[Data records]
^^^^

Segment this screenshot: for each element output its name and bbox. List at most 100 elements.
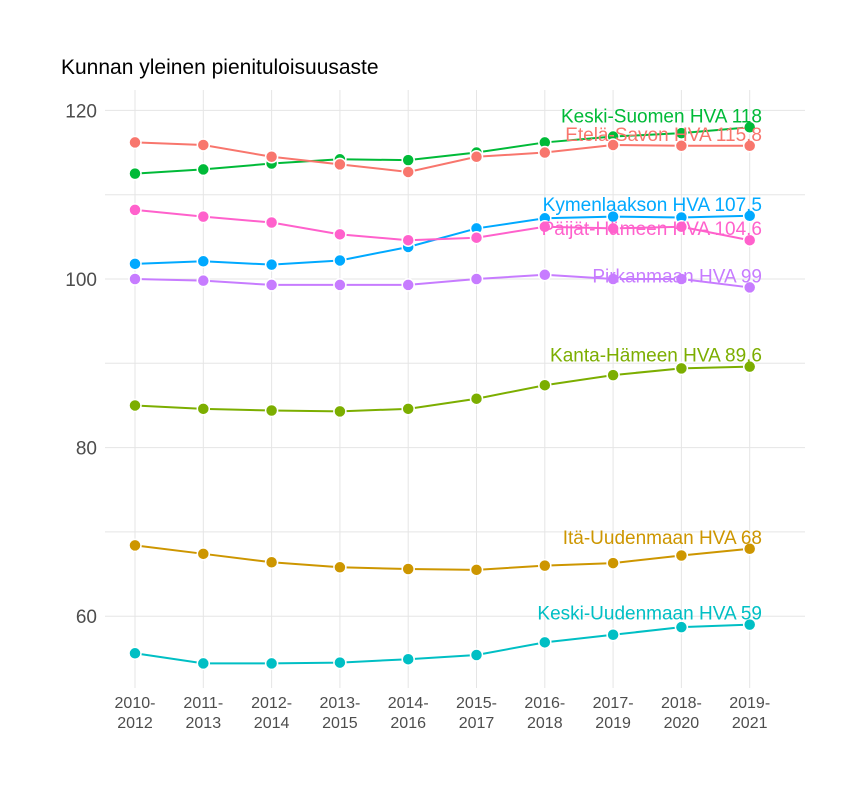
data-point (196, 273, 211, 288)
series-label: Itä-Uudenmaan HVA 68 (563, 528, 762, 549)
data-point (538, 219, 552, 234)
data-point (264, 257, 279, 272)
data-point (401, 153, 415, 167)
y-axis: 60 80 100 120 (65, 101, 97, 628)
series-label: Keski-Suomen HVA 118 (561, 106, 762, 127)
data-point (128, 135, 142, 150)
x-tick-label: 2011-2013 (183, 695, 223, 732)
data-point (333, 253, 347, 268)
data-point (469, 391, 484, 406)
data-point (401, 165, 415, 179)
series-label: Etelä-Savon HVA 115.8 (565, 125, 762, 146)
data-point (674, 219, 689, 234)
data-point (674, 548, 689, 563)
data-point (469, 272, 484, 286)
x-tick-label: 2019-2021 (729, 695, 770, 732)
data-point (742, 280, 757, 295)
x-tick-label: 2015-2017 (456, 695, 497, 732)
data-point (264, 150, 279, 164)
data-point (742, 617, 757, 632)
series-line (134, 365, 750, 413)
data-point (469, 563, 484, 577)
x-tick-label: 2013-2015 (319, 695, 360, 732)
data-point (128, 257, 142, 271)
data-point (128, 646, 142, 661)
data-point (128, 166, 142, 181)
data-point (606, 272, 620, 286)
series-label: Pirkanmaan HVA 99 (592, 266, 762, 287)
data-point (469, 150, 484, 164)
data-point (401, 562, 415, 576)
series-line (134, 623, 750, 665)
data-point (196, 209, 211, 224)
data-point (742, 139, 757, 153)
series-points (128, 120, 757, 671)
series-line (134, 544, 750, 571)
data-point (606, 368, 620, 382)
data-point (469, 648, 484, 662)
data-point (333, 278, 347, 292)
data-point (742, 120, 757, 135)
data-point (333, 157, 347, 172)
series-label: Päijät-Hämeen HVA 104.6 (542, 219, 762, 240)
data-point (128, 272, 142, 286)
data-point (264, 656, 279, 671)
data-point (128, 538, 142, 553)
x-tick-label: 2017-2019 (593, 695, 634, 732)
data-point (333, 560, 347, 575)
data-point (333, 227, 347, 242)
series-line (134, 126, 750, 175)
data-point (196, 138, 211, 152)
data-point (606, 627, 620, 642)
data-point (401, 233, 415, 247)
data-point (742, 233, 757, 247)
x-tick-label: 2010-2012 (115, 695, 156, 732)
x-axis: 2010-2012 2011-2013 2012-2014 2013-2015 2014… (115, 695, 771, 732)
data-point (742, 542, 757, 556)
y-tick-label: 100 (65, 270, 97, 291)
data-point (264, 555, 279, 569)
x-tick-label: 2012-2014 (251, 695, 292, 732)
series-label: Keski-Uudenmaan HVA 59 (537, 604, 762, 625)
y-tick-label: 120 (65, 101, 97, 122)
grid-lines (105, 90, 805, 688)
data-point (538, 635, 552, 650)
data-point (401, 652, 415, 666)
data-point (333, 655, 347, 670)
data-point (401, 402, 415, 416)
data-point (469, 230, 484, 245)
data-point (196, 656, 211, 671)
series-label: Kanta-Hämeen HVA 89.6 (550, 346, 762, 367)
data-point (128, 203, 142, 217)
data-point (674, 139, 689, 153)
data-point (674, 361, 689, 376)
y-tick-label: 80 (76, 439, 97, 460)
data-point (538, 268, 552, 282)
data-point (401, 278, 415, 292)
data-point (264, 278, 279, 292)
series-line (134, 273, 750, 289)
data-point (196, 254, 211, 269)
data-point (674, 272, 689, 286)
series-lines (134, 126, 750, 665)
data-point (606, 556, 620, 570)
series-line (134, 208, 750, 242)
chart-title: Kunnan yleinen pienituloisuusaste (61, 56, 379, 79)
data-point (264, 215, 279, 230)
data-point (538, 378, 552, 392)
series-line (134, 141, 750, 173)
x-tick-label: 2018-2020 (661, 695, 702, 732)
data-point (538, 558, 552, 573)
data-point (264, 403, 279, 418)
data-point (674, 620, 689, 634)
data-point (742, 359, 757, 374)
data-point (538, 145, 552, 160)
data-point (333, 404, 347, 419)
y-tick-label: 60 (76, 607, 97, 628)
data-point (196, 162, 211, 177)
data-point (196, 547, 211, 561)
data-point (606, 221, 620, 236)
data-point (742, 209, 757, 223)
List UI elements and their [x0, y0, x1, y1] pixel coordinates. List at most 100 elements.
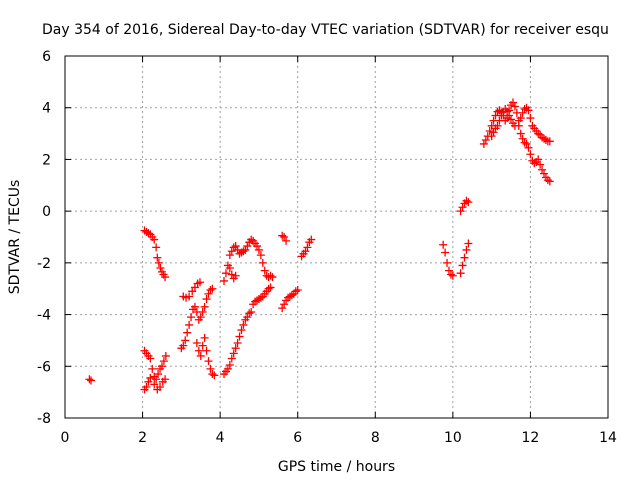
y-tick-label: 2 — [42, 152, 51, 168]
data-point — [287, 291, 296, 300]
y-axis-label: SDTVAR / TECUs — [7, 180, 23, 295]
data-point — [456, 207, 465, 216]
data-point — [86, 376, 95, 385]
data-point — [303, 243, 312, 252]
data-point — [225, 264, 234, 273]
data-point — [144, 377, 153, 386]
data-point — [543, 176, 552, 185]
data-point — [233, 339, 242, 348]
data-point — [225, 360, 234, 369]
data-point — [146, 373, 155, 382]
data-point — [154, 258, 163, 267]
data-point — [278, 304, 287, 313]
data-point — [200, 302, 209, 311]
data-point — [235, 332, 244, 341]
data-point — [208, 370, 217, 379]
data-point — [266, 271, 275, 280]
data-point — [152, 375, 161, 384]
data-point — [247, 235, 256, 244]
data-point — [221, 269, 230, 278]
y-tick-label: -2 — [37, 256, 51, 272]
x-tick-label: 4 — [216, 430, 225, 446]
data-point — [520, 138, 529, 147]
data-point — [181, 336, 190, 345]
data-point — [161, 375, 170, 384]
data-point — [540, 169, 549, 178]
data-point — [518, 134, 527, 143]
data-point — [190, 302, 199, 311]
data-point — [268, 273, 277, 282]
data-point — [489, 128, 498, 137]
point-cluster — [140, 346, 170, 384]
data-point — [220, 276, 229, 285]
data-point — [202, 346, 211, 355]
data-point — [243, 313, 252, 322]
data-point — [196, 313, 205, 322]
data-point — [258, 258, 267, 267]
x-tick-label: 0 — [61, 430, 70, 446]
data-point — [225, 251, 234, 260]
data-point — [223, 364, 232, 373]
data-point — [487, 132, 496, 141]
data-point — [179, 341, 188, 350]
data-point — [208, 284, 217, 293]
data-point — [187, 313, 196, 322]
data-point — [183, 328, 192, 337]
point-cluster — [456, 196, 473, 216]
data-point — [505, 111, 514, 120]
data-point — [229, 349, 238, 358]
data-point — [227, 247, 236, 256]
ticks: 0 2 4 6 8 10 12 14 -8 -6 -4 -2 0 2 4 6 — [37, 49, 617, 446]
data-point — [185, 292, 194, 301]
data-point — [161, 351, 170, 360]
data-point — [520, 105, 529, 114]
data-point — [194, 346, 203, 355]
point-cluster — [140, 226, 170, 282]
y-tick-label: -6 — [37, 359, 51, 375]
data-point — [541, 136, 550, 145]
data-point — [260, 266, 269, 275]
data-point — [156, 264, 165, 273]
x-tick-label: 8 — [371, 430, 380, 446]
data-point — [441, 248, 450, 257]
data-point — [458, 203, 467, 212]
point-cluster — [479, 98, 554, 148]
data-point — [85, 375, 94, 384]
point-cluster — [456, 239, 473, 278]
point-cluster — [179, 278, 204, 302]
y-tick-label: -4 — [37, 308, 51, 324]
data-point — [456, 269, 465, 278]
data-point — [481, 136, 490, 145]
data-point — [280, 300, 289, 309]
data-point — [239, 247, 248, 256]
point-cluster — [177, 284, 217, 353]
data-points — [85, 98, 554, 394]
data-point — [252, 242, 261, 251]
data-point — [254, 245, 263, 254]
y-tick-label: 6 — [42, 49, 51, 65]
data-point — [241, 245, 250, 254]
data-point — [526, 114, 535, 123]
chart-title: Day 354 of 2016, Sidereal Day-to-day VTE… — [42, 22, 609, 38]
point-cluster — [278, 231, 291, 245]
point-cluster — [514, 121, 554, 186]
point-cluster — [278, 286, 302, 313]
data-point — [150, 235, 159, 244]
plot-frame — [64, 55, 609, 419]
data-point — [237, 326, 246, 335]
y-tick-label: 4 — [42, 101, 51, 117]
data-point — [152, 243, 161, 252]
data-point — [462, 245, 471, 254]
data-point — [493, 121, 502, 130]
data-point — [516, 129, 525, 138]
data-point — [479, 139, 488, 148]
data-point — [231, 344, 240, 353]
data-point — [446, 270, 455, 279]
data-point — [464, 198, 473, 207]
data-point — [154, 370, 163, 379]
data-point — [192, 339, 201, 348]
data-point — [462, 196, 471, 205]
data-point — [458, 261, 467, 270]
point-cluster — [249, 283, 275, 309]
data-point — [256, 293, 265, 302]
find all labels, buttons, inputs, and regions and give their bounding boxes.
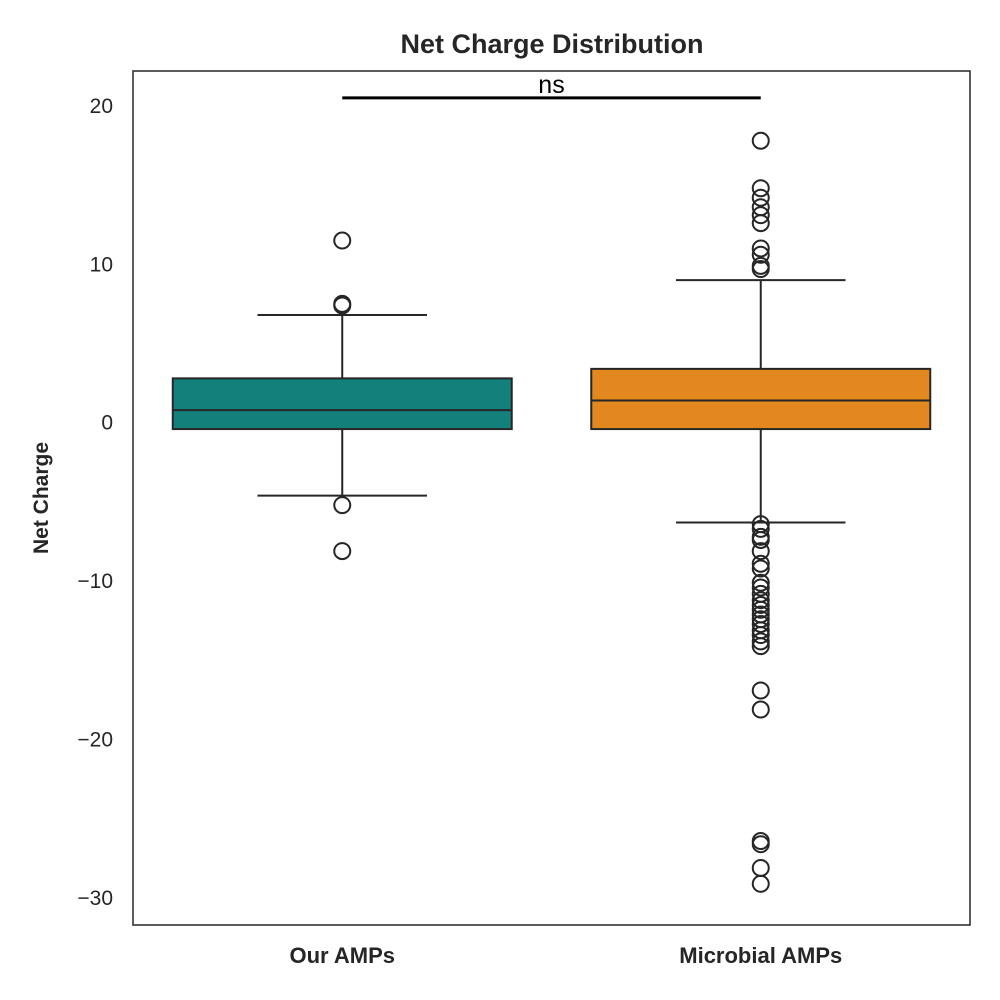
outlier-point [751, 245, 770, 264]
outlier-point [751, 595, 770, 614]
y-tick-label: 20 [90, 95, 113, 118]
y-axis-label: Net Charge [30, 442, 53, 554]
outlier-point [751, 131, 770, 150]
outlier-point [751, 681, 770, 700]
y-tick-label: −10 [77, 570, 113, 593]
box-iqr [590, 367, 932, 431]
outlier-point [751, 260, 770, 279]
outlier-point [751, 632, 770, 651]
significance-label: ns [538, 71, 564, 99]
box-plot-layer [171, 131, 932, 893]
outlier-point [751, 542, 770, 561]
outlier-point [751, 700, 770, 719]
outlier-point [751, 578, 770, 597]
outlier-point [751, 614, 770, 633]
outlier-point [751, 573, 770, 592]
outlier-point [751, 554, 770, 573]
outlier-point [751, 626, 770, 645]
outlier-point [751, 214, 770, 233]
significance-annotation: ns [342, 71, 761, 100]
outlier-point [751, 874, 770, 893]
x-axis: Our AMPs Microbial AMPs [289, 943, 842, 968]
y-tick-label: 0 [101, 412, 113, 435]
x-tick-label: Microbial AMPs [679, 943, 842, 968]
outlier-point [751, 858, 770, 877]
plot-frame [132, 70, 971, 926]
outlier-point [751, 239, 770, 258]
outlier-point [333, 542, 352, 561]
y-tick-label: 10 [90, 253, 113, 276]
outlier-point [333, 496, 352, 515]
y-tick-label: −30 [77, 887, 113, 910]
box-group [171, 231, 513, 561]
box-iqr [171, 377, 513, 431]
y-axis: 20 10 0 −10 −20 −30 [77, 95, 113, 910]
outlier-point [751, 530, 770, 549]
outlier-point [751, 519, 770, 538]
box-group [590, 131, 932, 893]
outlier-point [751, 600, 770, 619]
outlier-point [751, 835, 770, 854]
outlier-point [751, 206, 770, 225]
y-tick-label: −20 [77, 729, 113, 752]
outlier-point [751, 559, 770, 578]
outlier-point [333, 231, 352, 250]
outlier-point [751, 188, 770, 207]
x-tick-label: Our AMPs [289, 943, 395, 968]
chart-title: Net Charge Distribution [400, 29, 703, 59]
outlier-point [751, 591, 770, 610]
outlier-point [751, 637, 770, 656]
outlier-point [751, 179, 770, 198]
outlier-point [333, 294, 352, 313]
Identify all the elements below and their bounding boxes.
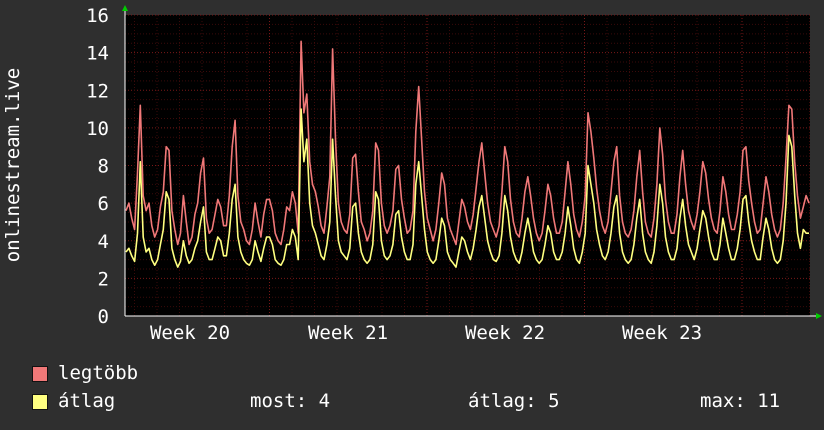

^^^^

DIRECTIONS FOR THIS TASK
Reproduce the lines in the records above exactly, from the line containing "y-tick-label: 2 — [42, 152, 51, 168]" through the line containing "data-point — [225, 360, 234, 369]", both included.

ANSWER TO THIS EXERCISE
y-tick-label: 2 — [42, 152, 51, 168]
data-point — [287, 291, 296, 300]
y-axis-label: SDTVAR / TECUs — [7, 180, 23, 295]
data-point — [456, 207, 465, 216]
data-point — [86, 376, 95, 385]
data-point — [303, 243, 312, 252]
data-point — [225, 264, 234, 273]
data-point — [144, 377, 153, 386]
data-point — [543, 176, 552, 185]
data-point — [233, 339, 242, 348]
data-point — [225, 360, 234, 369]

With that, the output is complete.